--- Listed records ---

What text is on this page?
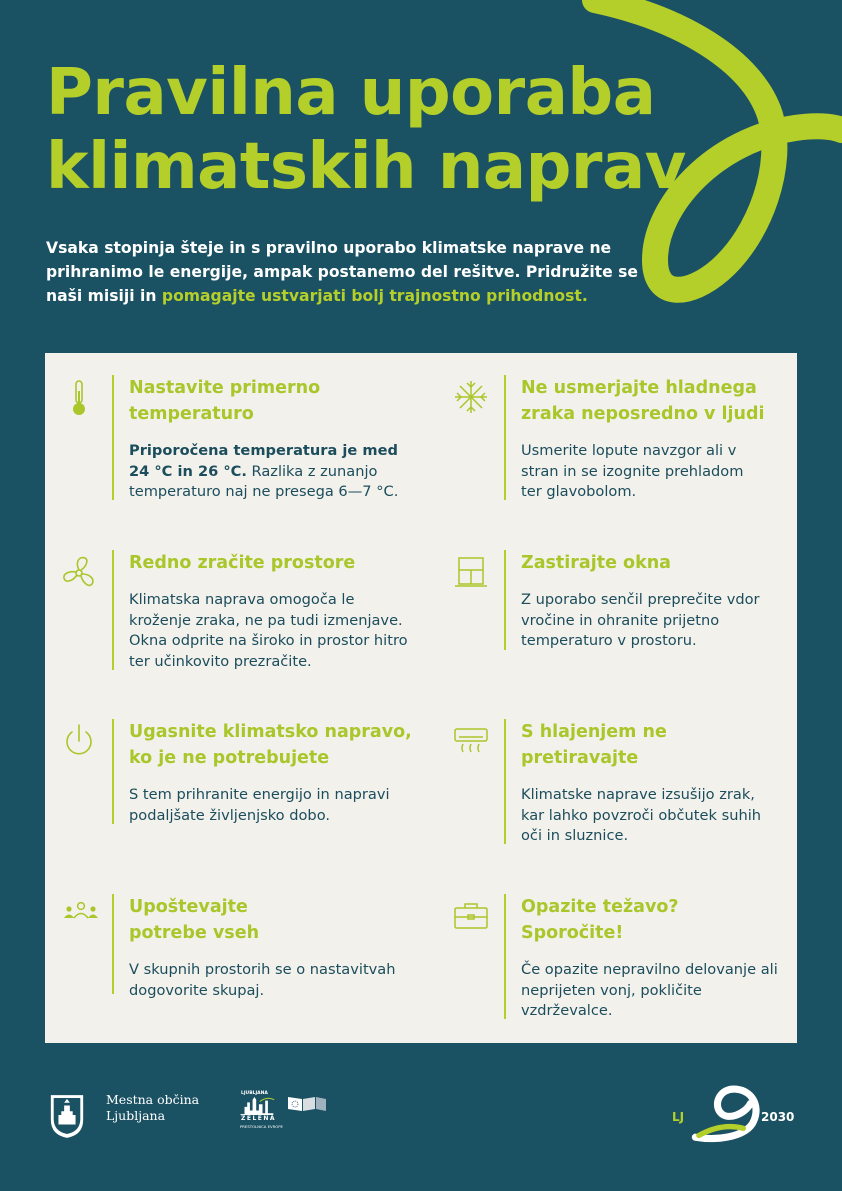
Pravilna uporaba
klimatskih naprav

Vsaka stopinja šteje in s pravilno uporabo klimatske naprave ne prihranimo le energije, ampak postanemo del rešitve. Pridružite se naši misiji in pomagajte ustvarjati bolj trajnostno prihodnost.

Nastavite primerno temperaturo

Priporočena temperatura je med 24 °C in 26 °C. Razlika z zunanjo temperaturo naj ne presega 6—7 °C.

Ne usmerjajte hladnega zraka neposredno v ljudi

Usmerite lopute navzgor ali v stran in se izognite prehladom ter glavobolom.

Redno zračite prostore

Klimatska naprava omogoča le kroženje zraka, ne pa tudi izmenjave. Okna odprite na široko in prostor hitro ter učinkovito prezračite.

Zastirajte okna

Z uporabo senčil preprečite vdor vročine in ohranite prijetno temperaturo v prostoru.

Ugasnite klimatsko napravo, ko je ne potrebujete

S tem prihranite energijo in napravi podaljšate življenjsko dobo.

S hlajenjem ne pretiravajte

Klimatske naprave izsušijo zrak, kar lahko povzroči občutek suhih oči in sluznice.

Upoštevajte potrebe vseh

V skupnih prostorih se o nastavitvah dogovorite skupaj.

Opazite težavo? Sporočite!

Če opazite nepravilno delovanje ali neprijeten vonj, pokličite vzdrževalce.

Mestna občina
Ljubljana
LJUBLJANA
ZELENA
PRESTOLNICA EVROPE
LJ	2030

--- What you are asked to do ---
Omit all pictures while transcribing the entries verbatim.

--- Solved problem ---
What text is on this page?
Pravilna uporaba
klimatskih naprav

Vsaka stopinja šteje in s pravilno uporabo klimatske naprave ne prihranimo le energije, ampak postanemo del rešitve. Pridružite se naši misiji in pomagajte ustvarjati bolj trajnostno prihodnost.

Nastavite primerno temperaturo

Priporočena temperatura je med 24 °C in 26 °C. Razlika z zunanjo temperaturo naj ne presega 6—7 °C.

Ne usmerjajte hladnega zraka neposredno v ljudi

Usmerite lopute navzgor ali v stran in se izognite prehladom ter glavobolom.

Redno zračite prostore

Klimatska naprava omogoča le kroženje zraka, ne pa tudi izmenjave. Okna odprite na široko in prostor hitro ter učinkovito prezračite.

Zastirajte okna

Z uporabo senčil preprečite vdor vročine in ohranite prijetno temperaturo v prostoru.

Ugasnite klimatsko napravo, ko je ne potrebujete

S tem prihranite energijo in napravi podaljšate življenjsko dobo.

S hlajenjem ne pretiravajte

Klimatske naprave izsušijo zrak, kar lahko povzroči občutek suhih oči in sluznice.

Upoštevajte potrebe vseh

V skupnih prostorih se o nastavitvah dogovorite skupaj.

Opazite težavo? Sporočite!

Če opazite nepravilno delovanje ali neprijeten vonj, pokličite vzdrževalce.

Mestna občina
Ljubljana
LJUBLJANA
ZELENA
PRESTOLNICA EVROPE
LJ	2030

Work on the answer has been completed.